------ RECORDS FOR THIS TASK

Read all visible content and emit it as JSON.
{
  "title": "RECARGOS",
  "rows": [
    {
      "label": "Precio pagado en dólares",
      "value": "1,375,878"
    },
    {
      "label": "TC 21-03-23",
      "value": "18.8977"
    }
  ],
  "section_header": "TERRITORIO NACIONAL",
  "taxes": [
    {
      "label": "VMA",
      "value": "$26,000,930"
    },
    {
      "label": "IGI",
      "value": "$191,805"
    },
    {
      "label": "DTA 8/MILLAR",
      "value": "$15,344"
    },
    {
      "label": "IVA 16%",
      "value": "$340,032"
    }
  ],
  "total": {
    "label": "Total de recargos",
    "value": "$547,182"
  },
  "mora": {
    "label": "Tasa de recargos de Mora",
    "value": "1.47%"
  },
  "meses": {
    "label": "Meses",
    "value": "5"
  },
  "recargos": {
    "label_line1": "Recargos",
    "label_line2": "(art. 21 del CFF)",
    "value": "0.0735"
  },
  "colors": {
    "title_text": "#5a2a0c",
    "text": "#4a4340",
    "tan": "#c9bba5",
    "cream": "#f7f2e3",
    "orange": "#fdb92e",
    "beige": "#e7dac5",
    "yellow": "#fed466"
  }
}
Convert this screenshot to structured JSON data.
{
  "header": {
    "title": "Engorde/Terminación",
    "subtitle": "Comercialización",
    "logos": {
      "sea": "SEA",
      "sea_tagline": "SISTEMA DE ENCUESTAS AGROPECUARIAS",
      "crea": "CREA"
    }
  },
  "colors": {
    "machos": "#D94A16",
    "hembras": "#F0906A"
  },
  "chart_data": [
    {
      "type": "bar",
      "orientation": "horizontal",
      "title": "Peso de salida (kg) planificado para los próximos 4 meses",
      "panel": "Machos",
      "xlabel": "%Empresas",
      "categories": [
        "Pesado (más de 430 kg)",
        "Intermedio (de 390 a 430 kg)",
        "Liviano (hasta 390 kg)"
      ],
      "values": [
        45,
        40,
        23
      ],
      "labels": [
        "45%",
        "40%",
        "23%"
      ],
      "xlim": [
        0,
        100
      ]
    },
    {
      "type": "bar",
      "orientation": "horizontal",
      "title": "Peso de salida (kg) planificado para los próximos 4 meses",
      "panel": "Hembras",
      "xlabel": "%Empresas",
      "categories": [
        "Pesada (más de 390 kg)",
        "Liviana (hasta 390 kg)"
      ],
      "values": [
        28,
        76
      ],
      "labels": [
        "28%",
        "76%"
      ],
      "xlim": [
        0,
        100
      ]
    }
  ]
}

------------
------ RECORDS FOR THIS TASK

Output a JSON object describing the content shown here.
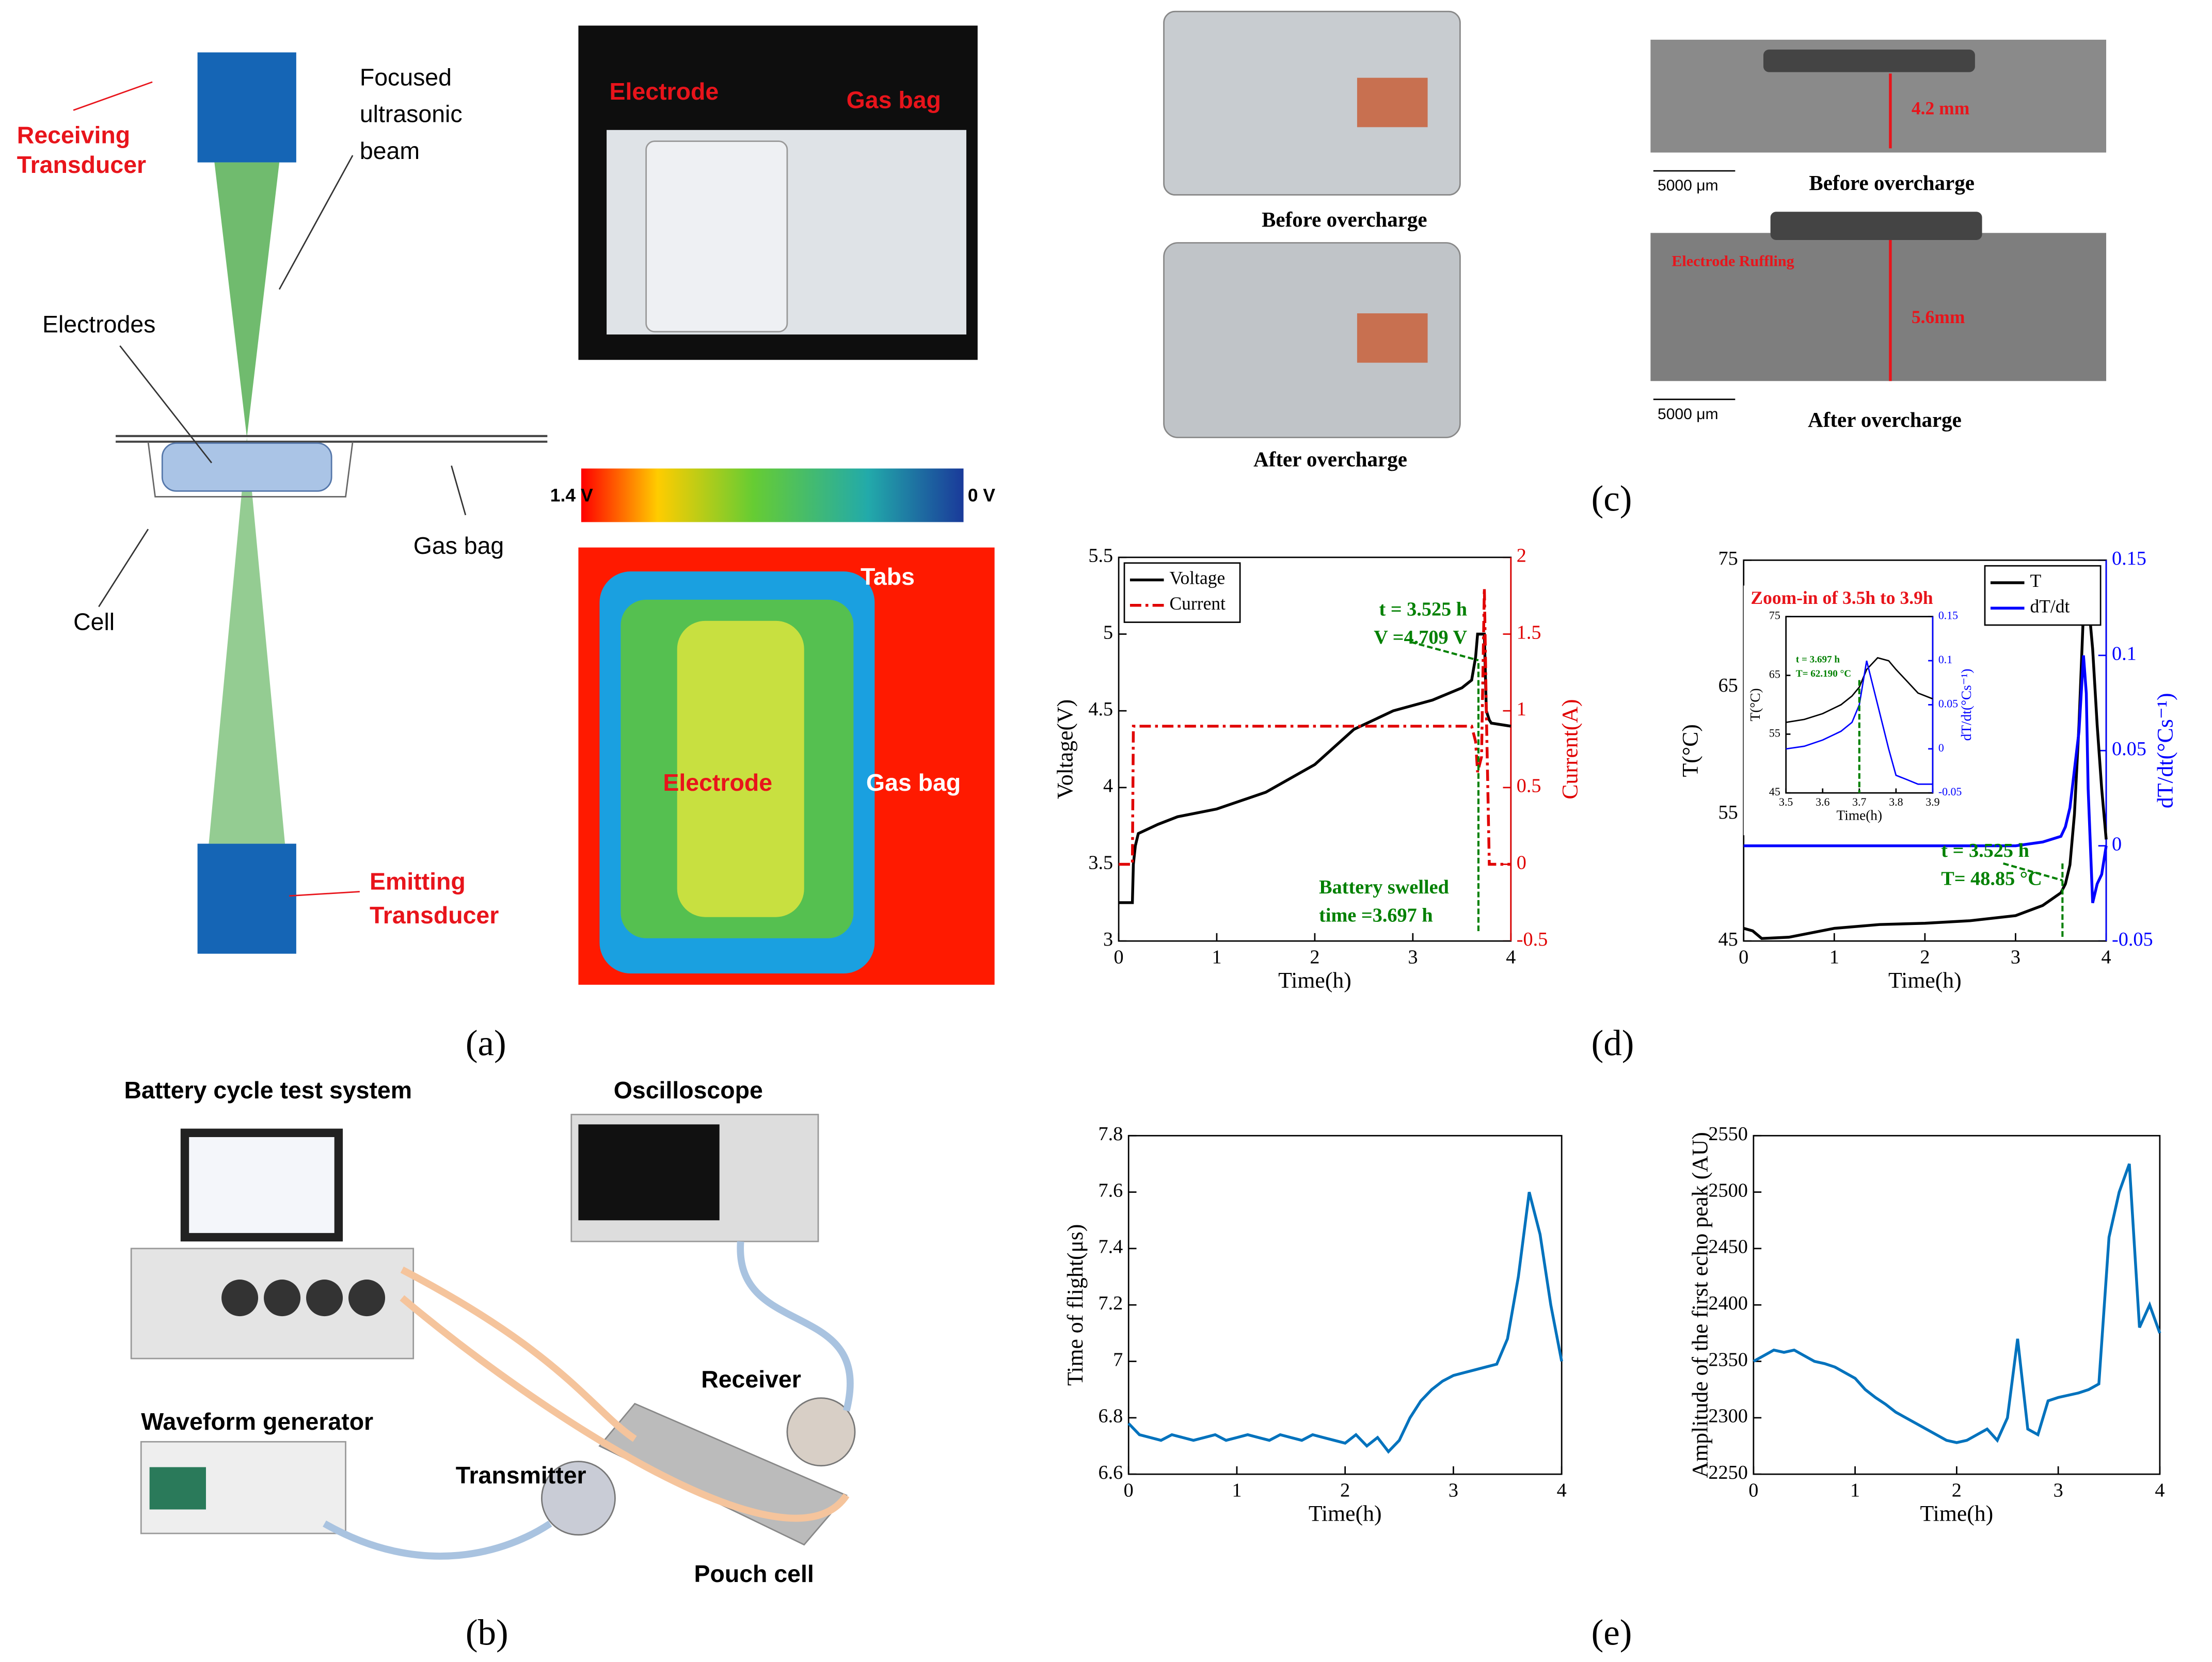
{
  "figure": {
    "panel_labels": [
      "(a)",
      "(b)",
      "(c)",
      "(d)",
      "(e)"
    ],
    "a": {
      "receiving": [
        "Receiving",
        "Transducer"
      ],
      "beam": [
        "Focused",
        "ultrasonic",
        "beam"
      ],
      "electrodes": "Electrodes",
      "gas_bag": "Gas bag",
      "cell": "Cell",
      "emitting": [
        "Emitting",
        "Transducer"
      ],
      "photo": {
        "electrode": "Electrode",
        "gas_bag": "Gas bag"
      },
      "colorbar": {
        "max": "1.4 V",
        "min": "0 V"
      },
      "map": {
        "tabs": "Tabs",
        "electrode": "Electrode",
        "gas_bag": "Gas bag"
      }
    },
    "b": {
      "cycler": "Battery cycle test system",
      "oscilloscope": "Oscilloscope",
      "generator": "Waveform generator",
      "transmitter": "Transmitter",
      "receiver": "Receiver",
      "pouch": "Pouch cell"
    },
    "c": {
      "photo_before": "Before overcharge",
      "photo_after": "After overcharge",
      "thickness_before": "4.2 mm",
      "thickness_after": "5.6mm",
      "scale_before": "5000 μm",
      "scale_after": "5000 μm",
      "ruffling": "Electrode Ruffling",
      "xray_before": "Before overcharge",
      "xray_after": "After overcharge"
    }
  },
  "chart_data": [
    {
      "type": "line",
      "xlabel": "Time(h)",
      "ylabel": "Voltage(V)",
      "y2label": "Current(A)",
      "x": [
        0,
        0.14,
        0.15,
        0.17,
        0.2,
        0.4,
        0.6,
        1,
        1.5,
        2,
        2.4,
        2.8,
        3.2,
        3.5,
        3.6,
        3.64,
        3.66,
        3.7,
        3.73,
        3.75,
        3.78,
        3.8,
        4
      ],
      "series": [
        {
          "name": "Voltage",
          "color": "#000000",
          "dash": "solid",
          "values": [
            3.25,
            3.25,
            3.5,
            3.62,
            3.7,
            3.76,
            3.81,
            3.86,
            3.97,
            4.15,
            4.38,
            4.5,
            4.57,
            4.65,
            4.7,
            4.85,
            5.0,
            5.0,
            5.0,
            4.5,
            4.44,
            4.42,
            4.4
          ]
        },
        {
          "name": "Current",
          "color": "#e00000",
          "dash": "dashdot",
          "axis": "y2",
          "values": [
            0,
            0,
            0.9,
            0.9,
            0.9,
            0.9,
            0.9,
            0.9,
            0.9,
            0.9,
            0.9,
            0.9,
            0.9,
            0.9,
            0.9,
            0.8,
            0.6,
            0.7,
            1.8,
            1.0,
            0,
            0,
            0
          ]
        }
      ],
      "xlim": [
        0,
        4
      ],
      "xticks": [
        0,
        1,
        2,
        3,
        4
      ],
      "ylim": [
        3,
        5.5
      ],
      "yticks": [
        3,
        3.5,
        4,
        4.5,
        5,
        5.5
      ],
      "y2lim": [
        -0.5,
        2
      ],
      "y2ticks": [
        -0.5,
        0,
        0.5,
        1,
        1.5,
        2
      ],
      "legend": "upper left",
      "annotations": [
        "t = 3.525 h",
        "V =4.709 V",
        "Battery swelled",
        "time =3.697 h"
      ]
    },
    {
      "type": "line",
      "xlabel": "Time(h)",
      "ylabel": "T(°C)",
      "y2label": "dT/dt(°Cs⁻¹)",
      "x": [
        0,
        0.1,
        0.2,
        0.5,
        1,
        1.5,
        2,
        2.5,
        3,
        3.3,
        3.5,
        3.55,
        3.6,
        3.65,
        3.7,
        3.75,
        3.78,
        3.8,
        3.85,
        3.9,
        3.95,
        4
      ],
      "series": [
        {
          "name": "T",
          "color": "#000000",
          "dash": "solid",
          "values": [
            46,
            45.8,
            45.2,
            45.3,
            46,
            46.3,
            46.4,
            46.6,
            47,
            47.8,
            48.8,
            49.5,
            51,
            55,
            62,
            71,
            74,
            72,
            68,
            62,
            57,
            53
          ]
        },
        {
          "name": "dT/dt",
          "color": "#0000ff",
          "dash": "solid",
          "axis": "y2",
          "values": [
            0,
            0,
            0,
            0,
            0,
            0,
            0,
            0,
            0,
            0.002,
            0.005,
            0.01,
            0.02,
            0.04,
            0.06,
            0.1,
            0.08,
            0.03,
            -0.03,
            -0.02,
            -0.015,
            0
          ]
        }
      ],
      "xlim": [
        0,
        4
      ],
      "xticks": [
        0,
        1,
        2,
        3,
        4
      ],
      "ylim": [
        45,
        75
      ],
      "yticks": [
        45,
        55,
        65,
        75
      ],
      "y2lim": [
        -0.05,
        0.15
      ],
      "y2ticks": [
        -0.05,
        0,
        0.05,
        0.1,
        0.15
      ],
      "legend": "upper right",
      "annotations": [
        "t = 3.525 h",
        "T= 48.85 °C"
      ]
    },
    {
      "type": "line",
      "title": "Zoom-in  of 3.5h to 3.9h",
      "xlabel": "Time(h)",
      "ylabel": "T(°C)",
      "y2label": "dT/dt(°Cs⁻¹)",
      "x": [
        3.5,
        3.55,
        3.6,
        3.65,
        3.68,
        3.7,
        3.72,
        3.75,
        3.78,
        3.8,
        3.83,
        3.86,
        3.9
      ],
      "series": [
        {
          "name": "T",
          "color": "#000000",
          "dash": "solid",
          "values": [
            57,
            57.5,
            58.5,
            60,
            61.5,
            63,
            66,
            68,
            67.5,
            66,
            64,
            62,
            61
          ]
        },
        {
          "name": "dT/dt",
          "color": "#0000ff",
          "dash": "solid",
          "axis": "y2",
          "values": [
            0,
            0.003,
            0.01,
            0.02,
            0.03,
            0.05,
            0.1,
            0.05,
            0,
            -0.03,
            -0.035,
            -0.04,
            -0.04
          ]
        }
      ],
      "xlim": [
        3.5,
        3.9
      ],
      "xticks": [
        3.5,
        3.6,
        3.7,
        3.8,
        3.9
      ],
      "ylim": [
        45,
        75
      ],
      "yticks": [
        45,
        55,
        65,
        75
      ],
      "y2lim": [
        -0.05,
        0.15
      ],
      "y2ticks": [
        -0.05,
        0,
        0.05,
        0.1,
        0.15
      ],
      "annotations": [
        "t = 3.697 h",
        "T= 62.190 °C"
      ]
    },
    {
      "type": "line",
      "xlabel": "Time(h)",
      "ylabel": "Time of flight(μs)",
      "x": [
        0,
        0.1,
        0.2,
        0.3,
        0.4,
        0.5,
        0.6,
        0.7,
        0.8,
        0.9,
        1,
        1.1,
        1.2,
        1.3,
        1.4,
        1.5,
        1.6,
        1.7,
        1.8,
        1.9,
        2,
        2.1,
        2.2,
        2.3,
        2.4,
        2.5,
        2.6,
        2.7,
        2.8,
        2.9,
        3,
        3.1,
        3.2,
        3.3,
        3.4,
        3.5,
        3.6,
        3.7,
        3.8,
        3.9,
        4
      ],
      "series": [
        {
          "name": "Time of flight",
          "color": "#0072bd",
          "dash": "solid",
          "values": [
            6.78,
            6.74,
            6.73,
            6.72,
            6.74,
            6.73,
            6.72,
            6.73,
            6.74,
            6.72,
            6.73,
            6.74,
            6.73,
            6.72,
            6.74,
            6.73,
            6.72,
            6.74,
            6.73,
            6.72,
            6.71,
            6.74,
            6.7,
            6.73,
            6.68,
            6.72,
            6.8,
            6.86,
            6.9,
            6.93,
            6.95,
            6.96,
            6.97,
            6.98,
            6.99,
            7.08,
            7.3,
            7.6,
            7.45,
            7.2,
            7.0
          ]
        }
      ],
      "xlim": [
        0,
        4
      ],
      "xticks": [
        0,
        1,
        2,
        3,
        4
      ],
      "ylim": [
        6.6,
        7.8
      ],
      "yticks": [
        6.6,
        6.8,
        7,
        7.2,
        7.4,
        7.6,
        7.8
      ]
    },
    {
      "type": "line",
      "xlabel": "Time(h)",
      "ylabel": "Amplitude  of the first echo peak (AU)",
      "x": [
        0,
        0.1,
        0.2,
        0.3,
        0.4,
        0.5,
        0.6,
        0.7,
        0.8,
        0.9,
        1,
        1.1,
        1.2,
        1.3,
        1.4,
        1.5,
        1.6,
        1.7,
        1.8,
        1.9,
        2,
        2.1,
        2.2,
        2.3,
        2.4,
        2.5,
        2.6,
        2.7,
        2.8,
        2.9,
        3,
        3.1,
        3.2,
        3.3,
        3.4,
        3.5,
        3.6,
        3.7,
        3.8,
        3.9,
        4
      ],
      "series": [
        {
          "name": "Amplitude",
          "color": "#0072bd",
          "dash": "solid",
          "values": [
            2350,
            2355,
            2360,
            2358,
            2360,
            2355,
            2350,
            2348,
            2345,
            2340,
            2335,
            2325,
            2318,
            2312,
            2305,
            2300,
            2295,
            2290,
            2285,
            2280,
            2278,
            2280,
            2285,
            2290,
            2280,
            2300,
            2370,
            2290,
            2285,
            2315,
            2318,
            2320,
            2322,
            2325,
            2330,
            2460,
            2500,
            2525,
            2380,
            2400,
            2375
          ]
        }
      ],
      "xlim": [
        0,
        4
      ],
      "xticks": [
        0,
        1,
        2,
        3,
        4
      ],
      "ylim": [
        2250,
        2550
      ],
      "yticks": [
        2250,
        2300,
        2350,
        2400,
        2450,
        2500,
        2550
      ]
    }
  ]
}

------------

WHAT TO WORK ON
Look for the word "upper" and return every line where it occurs.

IN RESPONSE
      "legend": "upper left",
      "legend": "upper right",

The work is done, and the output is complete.